TASK DATA
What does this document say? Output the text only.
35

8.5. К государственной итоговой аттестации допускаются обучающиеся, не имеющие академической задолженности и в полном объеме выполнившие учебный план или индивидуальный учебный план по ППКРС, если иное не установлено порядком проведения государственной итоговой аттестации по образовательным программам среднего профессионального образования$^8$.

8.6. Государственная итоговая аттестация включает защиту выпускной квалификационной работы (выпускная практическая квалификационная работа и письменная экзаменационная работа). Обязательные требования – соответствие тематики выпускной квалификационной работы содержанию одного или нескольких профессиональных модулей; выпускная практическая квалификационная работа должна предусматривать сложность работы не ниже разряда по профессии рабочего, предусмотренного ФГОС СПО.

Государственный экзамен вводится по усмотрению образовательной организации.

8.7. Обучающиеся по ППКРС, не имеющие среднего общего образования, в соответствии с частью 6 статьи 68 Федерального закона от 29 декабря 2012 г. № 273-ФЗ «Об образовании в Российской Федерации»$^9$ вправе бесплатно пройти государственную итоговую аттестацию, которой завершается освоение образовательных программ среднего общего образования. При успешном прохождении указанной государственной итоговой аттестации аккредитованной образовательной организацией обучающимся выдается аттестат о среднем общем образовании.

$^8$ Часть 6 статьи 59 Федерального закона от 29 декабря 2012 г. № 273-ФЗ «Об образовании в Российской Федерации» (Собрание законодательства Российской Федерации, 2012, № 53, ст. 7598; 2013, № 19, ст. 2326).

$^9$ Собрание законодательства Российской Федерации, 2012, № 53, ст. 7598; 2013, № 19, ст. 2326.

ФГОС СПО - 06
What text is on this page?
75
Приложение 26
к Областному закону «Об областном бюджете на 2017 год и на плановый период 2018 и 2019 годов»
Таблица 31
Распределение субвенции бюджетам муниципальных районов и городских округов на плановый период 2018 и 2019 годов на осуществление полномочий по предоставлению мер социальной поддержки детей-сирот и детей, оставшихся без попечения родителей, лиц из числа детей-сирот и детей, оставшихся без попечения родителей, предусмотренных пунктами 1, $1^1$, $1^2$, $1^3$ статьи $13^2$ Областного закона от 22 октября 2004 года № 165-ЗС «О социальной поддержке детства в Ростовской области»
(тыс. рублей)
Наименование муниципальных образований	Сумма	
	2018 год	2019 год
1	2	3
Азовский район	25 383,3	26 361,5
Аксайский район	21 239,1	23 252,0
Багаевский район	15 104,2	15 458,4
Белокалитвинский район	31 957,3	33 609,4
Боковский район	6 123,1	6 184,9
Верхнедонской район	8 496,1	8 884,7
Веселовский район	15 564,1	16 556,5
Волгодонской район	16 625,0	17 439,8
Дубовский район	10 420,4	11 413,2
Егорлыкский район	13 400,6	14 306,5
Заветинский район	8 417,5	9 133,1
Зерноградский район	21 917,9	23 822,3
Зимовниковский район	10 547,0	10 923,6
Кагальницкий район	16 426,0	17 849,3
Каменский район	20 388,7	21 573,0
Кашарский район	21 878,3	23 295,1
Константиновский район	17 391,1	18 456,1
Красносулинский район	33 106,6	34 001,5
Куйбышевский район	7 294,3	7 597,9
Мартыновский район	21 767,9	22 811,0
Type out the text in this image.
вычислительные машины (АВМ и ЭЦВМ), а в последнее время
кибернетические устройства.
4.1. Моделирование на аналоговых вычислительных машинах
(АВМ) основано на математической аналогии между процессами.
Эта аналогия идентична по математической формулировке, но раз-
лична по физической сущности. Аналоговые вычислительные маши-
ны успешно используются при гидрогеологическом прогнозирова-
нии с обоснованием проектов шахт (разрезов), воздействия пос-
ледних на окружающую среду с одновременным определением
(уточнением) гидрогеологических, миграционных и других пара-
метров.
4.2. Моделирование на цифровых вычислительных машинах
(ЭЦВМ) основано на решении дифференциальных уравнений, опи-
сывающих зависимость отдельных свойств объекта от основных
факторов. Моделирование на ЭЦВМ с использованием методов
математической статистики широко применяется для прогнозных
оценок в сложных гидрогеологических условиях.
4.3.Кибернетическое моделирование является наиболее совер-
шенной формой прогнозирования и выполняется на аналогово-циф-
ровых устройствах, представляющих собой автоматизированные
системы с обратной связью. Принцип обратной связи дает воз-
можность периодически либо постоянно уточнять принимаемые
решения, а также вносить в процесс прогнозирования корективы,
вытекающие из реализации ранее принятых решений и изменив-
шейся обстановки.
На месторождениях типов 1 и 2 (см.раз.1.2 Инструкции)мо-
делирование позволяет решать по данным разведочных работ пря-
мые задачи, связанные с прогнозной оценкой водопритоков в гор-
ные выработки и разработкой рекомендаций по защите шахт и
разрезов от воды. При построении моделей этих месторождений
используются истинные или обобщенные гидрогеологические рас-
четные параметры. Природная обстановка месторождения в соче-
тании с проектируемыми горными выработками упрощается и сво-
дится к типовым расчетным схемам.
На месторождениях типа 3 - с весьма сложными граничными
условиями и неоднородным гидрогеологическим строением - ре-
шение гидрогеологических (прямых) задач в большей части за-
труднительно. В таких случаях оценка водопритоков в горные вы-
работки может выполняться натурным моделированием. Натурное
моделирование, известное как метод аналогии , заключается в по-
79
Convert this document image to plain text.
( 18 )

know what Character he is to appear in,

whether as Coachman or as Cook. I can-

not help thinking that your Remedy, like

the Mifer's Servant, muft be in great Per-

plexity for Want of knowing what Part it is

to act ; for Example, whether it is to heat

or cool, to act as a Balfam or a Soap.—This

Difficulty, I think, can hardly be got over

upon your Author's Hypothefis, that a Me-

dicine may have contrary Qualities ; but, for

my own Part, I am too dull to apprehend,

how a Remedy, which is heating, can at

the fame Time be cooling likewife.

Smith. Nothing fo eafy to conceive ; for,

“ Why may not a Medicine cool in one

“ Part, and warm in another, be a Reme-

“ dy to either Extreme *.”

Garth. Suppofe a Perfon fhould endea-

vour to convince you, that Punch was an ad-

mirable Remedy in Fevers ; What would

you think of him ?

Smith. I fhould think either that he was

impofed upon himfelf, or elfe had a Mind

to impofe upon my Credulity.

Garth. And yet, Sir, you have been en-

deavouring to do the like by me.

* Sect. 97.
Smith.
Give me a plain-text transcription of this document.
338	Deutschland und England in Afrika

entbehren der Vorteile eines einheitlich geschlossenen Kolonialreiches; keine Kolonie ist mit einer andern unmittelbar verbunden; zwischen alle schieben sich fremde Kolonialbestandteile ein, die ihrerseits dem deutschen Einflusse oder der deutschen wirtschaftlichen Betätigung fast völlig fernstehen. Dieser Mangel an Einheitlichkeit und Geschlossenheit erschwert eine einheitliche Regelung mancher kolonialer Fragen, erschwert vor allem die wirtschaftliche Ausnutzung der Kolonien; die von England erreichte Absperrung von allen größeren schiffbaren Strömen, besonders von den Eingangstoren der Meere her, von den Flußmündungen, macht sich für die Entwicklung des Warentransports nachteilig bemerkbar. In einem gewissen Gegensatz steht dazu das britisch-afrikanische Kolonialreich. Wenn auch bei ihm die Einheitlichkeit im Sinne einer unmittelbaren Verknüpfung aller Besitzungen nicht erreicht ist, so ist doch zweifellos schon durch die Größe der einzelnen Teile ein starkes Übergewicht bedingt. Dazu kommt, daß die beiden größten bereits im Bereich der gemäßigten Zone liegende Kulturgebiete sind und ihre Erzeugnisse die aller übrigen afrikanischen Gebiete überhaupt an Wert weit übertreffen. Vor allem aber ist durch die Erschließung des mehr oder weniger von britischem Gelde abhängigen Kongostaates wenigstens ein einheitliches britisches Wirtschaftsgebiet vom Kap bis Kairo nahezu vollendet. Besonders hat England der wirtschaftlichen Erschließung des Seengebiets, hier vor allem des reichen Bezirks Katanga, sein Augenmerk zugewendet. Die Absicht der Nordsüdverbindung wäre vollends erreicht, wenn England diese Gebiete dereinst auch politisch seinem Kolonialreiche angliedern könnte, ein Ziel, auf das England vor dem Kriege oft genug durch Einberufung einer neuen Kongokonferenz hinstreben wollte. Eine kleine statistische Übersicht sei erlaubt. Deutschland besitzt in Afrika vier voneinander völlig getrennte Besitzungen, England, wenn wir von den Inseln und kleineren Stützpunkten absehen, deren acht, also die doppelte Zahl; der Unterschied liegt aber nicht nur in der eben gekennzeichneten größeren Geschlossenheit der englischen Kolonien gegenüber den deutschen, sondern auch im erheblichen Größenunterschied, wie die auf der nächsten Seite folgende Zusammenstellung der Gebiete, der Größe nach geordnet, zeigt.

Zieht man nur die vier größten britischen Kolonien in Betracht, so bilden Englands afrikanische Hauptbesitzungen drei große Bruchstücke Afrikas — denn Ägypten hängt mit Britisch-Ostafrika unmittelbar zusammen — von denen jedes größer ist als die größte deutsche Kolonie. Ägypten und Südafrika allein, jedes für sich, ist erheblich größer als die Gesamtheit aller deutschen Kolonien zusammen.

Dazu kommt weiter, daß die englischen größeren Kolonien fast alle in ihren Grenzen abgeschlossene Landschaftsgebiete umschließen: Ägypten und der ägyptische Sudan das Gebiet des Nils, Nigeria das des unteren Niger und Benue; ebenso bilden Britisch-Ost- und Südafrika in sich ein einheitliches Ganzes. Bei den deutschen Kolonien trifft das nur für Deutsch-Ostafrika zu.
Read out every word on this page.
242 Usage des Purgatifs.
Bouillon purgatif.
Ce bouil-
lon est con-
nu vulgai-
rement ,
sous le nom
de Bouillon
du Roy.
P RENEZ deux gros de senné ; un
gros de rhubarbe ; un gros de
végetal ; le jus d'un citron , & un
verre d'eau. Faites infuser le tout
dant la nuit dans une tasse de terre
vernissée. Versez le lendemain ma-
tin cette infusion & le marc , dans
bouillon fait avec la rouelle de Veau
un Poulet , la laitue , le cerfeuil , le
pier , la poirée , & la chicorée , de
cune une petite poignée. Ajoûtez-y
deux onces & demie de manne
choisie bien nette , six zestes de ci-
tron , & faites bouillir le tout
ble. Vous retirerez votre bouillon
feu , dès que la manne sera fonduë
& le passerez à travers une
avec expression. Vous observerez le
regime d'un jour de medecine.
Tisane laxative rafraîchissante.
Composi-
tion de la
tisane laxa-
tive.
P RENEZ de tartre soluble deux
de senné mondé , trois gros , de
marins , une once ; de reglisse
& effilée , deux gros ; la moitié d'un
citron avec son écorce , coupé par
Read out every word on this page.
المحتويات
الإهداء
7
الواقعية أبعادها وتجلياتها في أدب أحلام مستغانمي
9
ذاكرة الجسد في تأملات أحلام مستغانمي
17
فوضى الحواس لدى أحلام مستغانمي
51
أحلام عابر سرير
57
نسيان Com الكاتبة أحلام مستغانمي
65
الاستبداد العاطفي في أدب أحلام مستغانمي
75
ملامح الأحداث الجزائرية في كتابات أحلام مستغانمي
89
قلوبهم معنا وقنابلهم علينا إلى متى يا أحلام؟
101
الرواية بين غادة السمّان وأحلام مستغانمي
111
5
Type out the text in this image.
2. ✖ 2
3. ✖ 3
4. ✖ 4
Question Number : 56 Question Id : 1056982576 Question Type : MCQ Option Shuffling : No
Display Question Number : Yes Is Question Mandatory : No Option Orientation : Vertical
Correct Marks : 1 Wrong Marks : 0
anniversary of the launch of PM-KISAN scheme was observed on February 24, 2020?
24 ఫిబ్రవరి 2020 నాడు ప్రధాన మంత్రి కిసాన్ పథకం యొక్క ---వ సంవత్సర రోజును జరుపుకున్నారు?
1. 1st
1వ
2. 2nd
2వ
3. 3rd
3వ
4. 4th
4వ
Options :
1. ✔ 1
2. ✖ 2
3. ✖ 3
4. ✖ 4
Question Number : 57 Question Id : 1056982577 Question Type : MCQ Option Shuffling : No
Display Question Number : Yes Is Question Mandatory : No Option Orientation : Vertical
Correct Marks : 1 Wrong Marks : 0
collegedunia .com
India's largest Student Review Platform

GIVEN REQUEST
For each line of the entries that includes "مستغانمي", show that line.

CORRECT RESPONSE
الواقعية أبعادها وتجلياتها في أدب أحلام مستغانمي
ذاكرة الجسد في تأملات أحلام مستغانمي
فوضى الحواس لدى أحلام مستغانمي
نسيان Com الكاتبة أحلام مستغانمي
الاستبداد العاطفي في أدب أحلام مستغانمي
ملامح الأحداث الجزائرية في كتابات أحلام مستغانمي
الرواية بين غادة السمّان وأحلام مستغانمي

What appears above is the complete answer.